'''

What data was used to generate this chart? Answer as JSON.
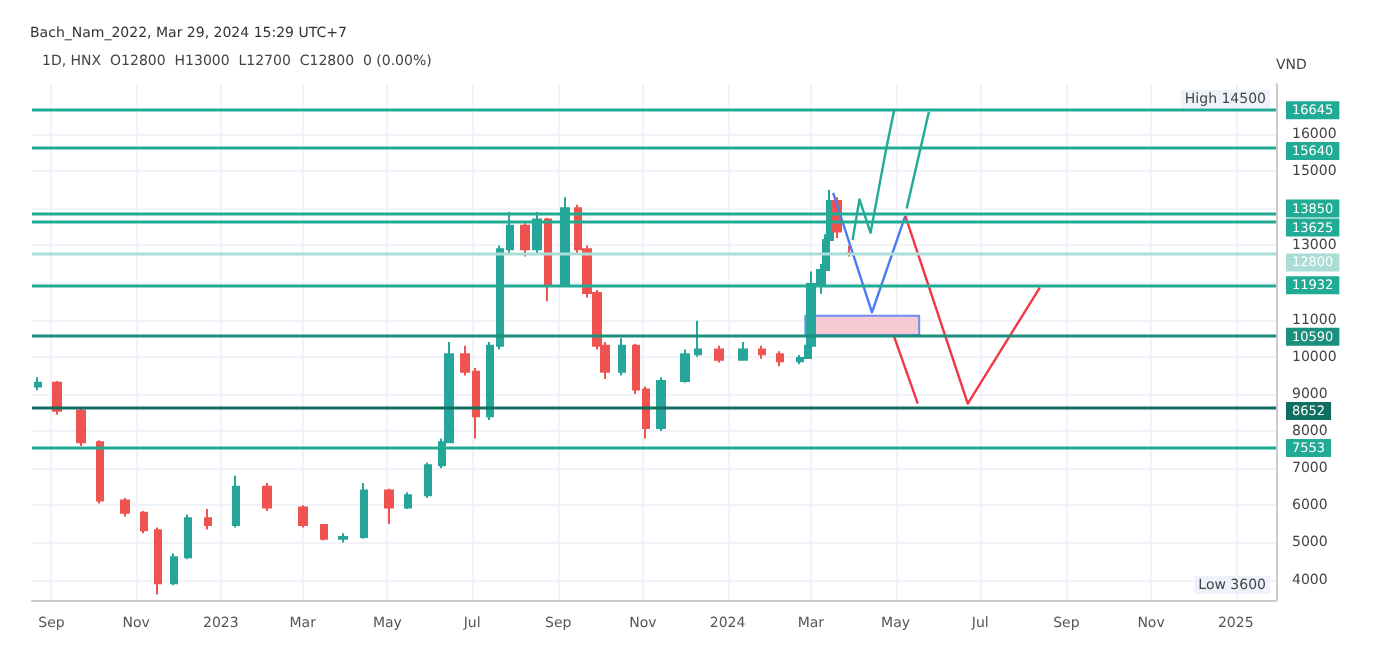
{
  "chart_data": {
    "type": "candlestick",
    "subtitle": "Bach_Nam_2022, Mar 29, 2024 15:29 UTC+7",
    "title": "1D, HNX  O12800  H13000  L12700  C12800  0 (0.00%)",
    "ylabel": "VND",
    "xlim": [
      "2022-08-18",
      "2025-01-30"
    ],
    "xticks": [
      {
        "value": "2022-09-01",
        "label": "Sep"
      },
      {
        "value": "2022-11-01",
        "label": "Nov"
      },
      {
        "value": "2023-01-01",
        "label": "2023"
      },
      {
        "value": "2023-03-01",
        "label": "Mar"
      },
      {
        "value": "2023-05-01",
        "label": "May"
      },
      {
        "value": "2023-07-01",
        "label": "Jul"
      },
      {
        "value": "2023-09-01",
        "label": "Sep"
      },
      {
        "value": "2023-11-01",
        "label": "Nov"
      },
      {
        "value": "2024-01-01",
        "label": "2024"
      },
      {
        "value": "2024-03-01",
        "label": "Mar"
      },
      {
        "value": "2024-05-01",
        "label": "May"
      },
      {
        "value": "2024-07-01",
        "label": "Jul"
      },
      {
        "value": "2024-09-01",
        "label": "Sep"
      },
      {
        "value": "2024-11-01",
        "label": "Nov"
      },
      {
        "value": "2025-01-01",
        "label": "2025"
      }
    ],
    "ylim": [
      3450,
      17350
    ],
    "yticks": [
      4000,
      5000,
      6000,
      7000,
      8000,
      9000,
      10000,
      11000,
      {
        "value": 12000,
        "label": null
      },
      13000,
      {
        "value": 14000,
        "label": null
      },
      15000,
      16000
    ],
    "grid": true,
    "marker": "none",
    "series": [
      {
        "type": "candlestick",
        "x": [
          "2022-08-22",
          "2022-09-05",
          "2022-09-22",
          "2022-10-06",
          "2022-10-24",
          "2022-11-07",
          "2022-11-17",
          "2022-11-28",
          "2022-12-08",
          "2022-12-23",
          "2023-01-12",
          "2023-02-03",
          "2023-03-01",
          "2023-03-16",
          "2023-03-30",
          "2023-04-14",
          "2023-05-02",
          "2023-05-16",
          "2023-05-30",
          "2023-06-09",
          "2023-06-14",
          "2023-06-26",
          "2023-07-04",
          "2023-07-14",
          "2023-07-21",
          "2023-07-28",
          "2023-08-08",
          "2023-08-17",
          "2023-08-25",
          "2023-09-06",
          "2023-09-15",
          "2023-09-22",
          "2023-09-29",
          "2023-10-05",
          "2023-10-17",
          "2023-10-27",
          "2023-11-03",
          "2023-11-14",
          "2023-12-01",
          "2023-12-11",
          "2023-12-26",
          "2024-01-12",
          "2024-01-26",
          "2024-02-08",
          "2024-02-22",
          "2024-02-28",
          "2024-03-01",
          "2024-03-08",
          "2024-03-12",
          "2024-03-15",
          "2024-03-20",
          "2024-03-29"
        ],
        "ohlc": [
          [
            9200,
            9450,
            9100,
            9300
          ],
          [
            9300,
            9350,
            8450,
            8550
          ],
          [
            8550,
            8600,
            7600,
            7700
          ],
          [
            7700,
            7750,
            6050,
            6130
          ],
          [
            6130,
            6200,
            5700,
            5800
          ],
          [
            5800,
            5850,
            5250,
            5330
          ],
          [
            5330,
            5400,
            3600,
            3900
          ],
          [
            3900,
            4700,
            3850,
            4600
          ],
          [
            4600,
            5750,
            4550,
            5650
          ],
          [
            5650,
            5900,
            5350,
            5470
          ],
          [
            5470,
            6800,
            5400,
            6500
          ],
          [
            6500,
            6600,
            5850,
            5940
          ],
          [
            5940,
            6000,
            5400,
            5470
          ],
          [
            5470,
            5500,
            5050,
            5100
          ],
          [
            5100,
            5250,
            5000,
            5150
          ],
          [
            5150,
            6600,
            5100,
            6400
          ],
          [
            6400,
            6450,
            5500,
            5940
          ],
          [
            5940,
            6350,
            5900,
            6270
          ],
          [
            6270,
            7150,
            6200,
            7080
          ],
          [
            7080,
            7800,
            7000,
            7700
          ],
          [
            7700,
            10400,
            7700,
            10070
          ],
          [
            10070,
            10300,
            9500,
            9600
          ],
          [
            9600,
            9700,
            7800,
            8400
          ],
          [
            8400,
            10400,
            8300,
            10300
          ],
          [
            10300,
            13000,
            10200,
            12900
          ],
          [
            12900,
            13900,
            12800,
            13530
          ],
          [
            13530,
            13600,
            12700,
            12900
          ],
          [
            12900,
            13900,
            12800,
            13700
          ],
          [
            13700,
            13750,
            11500,
            11960
          ],
          [
            11960,
            14300,
            11900,
            14000
          ],
          [
            14000,
            14100,
            12800,
            12900
          ],
          [
            12900,
            13000,
            11600,
            11720
          ],
          [
            11720,
            11800,
            10200,
            10300
          ],
          [
            10300,
            10400,
            9400,
            9600
          ],
          [
            9600,
            10500,
            9500,
            10300
          ],
          [
            10300,
            10350,
            9000,
            9120
          ],
          [
            9120,
            9200,
            7800,
            8080
          ],
          [
            8080,
            9450,
            8000,
            9350
          ],
          [
            9350,
            10200,
            9300,
            10070
          ],
          [
            10070,
            10970,
            10000,
            10200
          ],
          [
            10200,
            10300,
            9850,
            9920
          ],
          [
            9920,
            10400,
            9900,
            10200
          ],
          [
            10200,
            10300,
            9950,
            10070
          ],
          [
            10070,
            10150,
            9750,
            9880
          ],
          [
            9880,
            10050,
            9800,
            9970
          ],
          [
            9970,
            10350,
            9950,
            10300
          ],
          [
            10300,
            12300,
            10300,
            11960
          ],
          [
            11960,
            12500,
            11700,
            12340
          ],
          [
            12340,
            13300,
            12200,
            13150
          ],
          [
            13150,
            14500,
            13100,
            14200
          ],
          [
            14200,
            14300,
            13200,
            13380
          ],
          [
            12800,
            13000,
            12700,
            12800
          ]
        ]
      },
      {
        "type": "area",
        "color": "#f7c9d3",
        "x": [
          "2024-02-26",
          "2024-05-18"
        ],
        "values": [
          null,
          null
        ],
        "lower": [
          10590,
          10590
        ],
        "upper": [
          11110,
          11110
        ]
      },
      {
        "type": "line",
        "color": "#22ab94",
        "x": [
          "2024-03-31",
          "2024-04-05",
          "2024-04-13",
          "2024-04-24",
          "2024-04-30"
        ],
        "values": [
          13150,
          14240,
          13340,
          15560,
          16650
        ]
      },
      {
        "type": "line",
        "color": "#22ab94",
        "x": [
          "2024-05-09",
          "2024-05-25"
        ],
        "values": [
          14000,
          16600
        ]
      },
      {
        "type": "line",
        "color": "#4a7bf7",
        "x": [
          "2024-03-17",
          "2024-04-14",
          "2024-05-08"
        ],
        "values": [
          14420,
          11200,
          13800
        ]
      },
      {
        "type": "line",
        "color": "#f23645",
        "x": [
          "2024-05-08",
          "2024-06-22",
          "2024-08-13"
        ],
        "values": [
          13800,
          8740,
          11870
        ]
      },
      {
        "type": "line",
        "color": "#f23645",
        "x": [
          "2024-04-30",
          "2024-05-17"
        ],
        "values": [
          10540,
          8740
        ]
      }
    ],
    "ref_lines": [
      {
        "axis": "y",
        "value": 16645,
        "label": "16645",
        "color": "#22ab94"
      },
      {
        "axis": "y",
        "value": 15640,
        "label": "15640",
        "color": "#22ab94"
      },
      {
        "axis": "y",
        "value": 13850,
        "label": "13850",
        "color": "#22ab94"
      },
      {
        "axis": "y",
        "value": 13625,
        "label": "13625",
        "color": "#22ab94"
      },
      {
        "axis": "y",
        "value": 12800,
        "label": "12800",
        "color": "#a9ddd5"
      },
      {
        "axis": "y",
        "value": 11932,
        "label": "11932",
        "color": "#22ab94"
      },
      {
        "axis": "y",
        "value": 10590,
        "label": "10590",
        "color": "#1a8f7c"
      },
      {
        "axis": "y",
        "value": 8652,
        "label": "8652",
        "color": "#0f6e60"
      },
      {
        "axis": "y",
        "value": 7553,
        "label": "7553",
        "color": "#22ab94"
      }
    ],
    "annotations": [
      "High 14500",
      "Low 3600"
    ]
  }
}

'''

Exercise directions
Look through the entries above; copy every line holding the string "candlestick".

The output
    "type": "candlestick",
        "type": "candlestick",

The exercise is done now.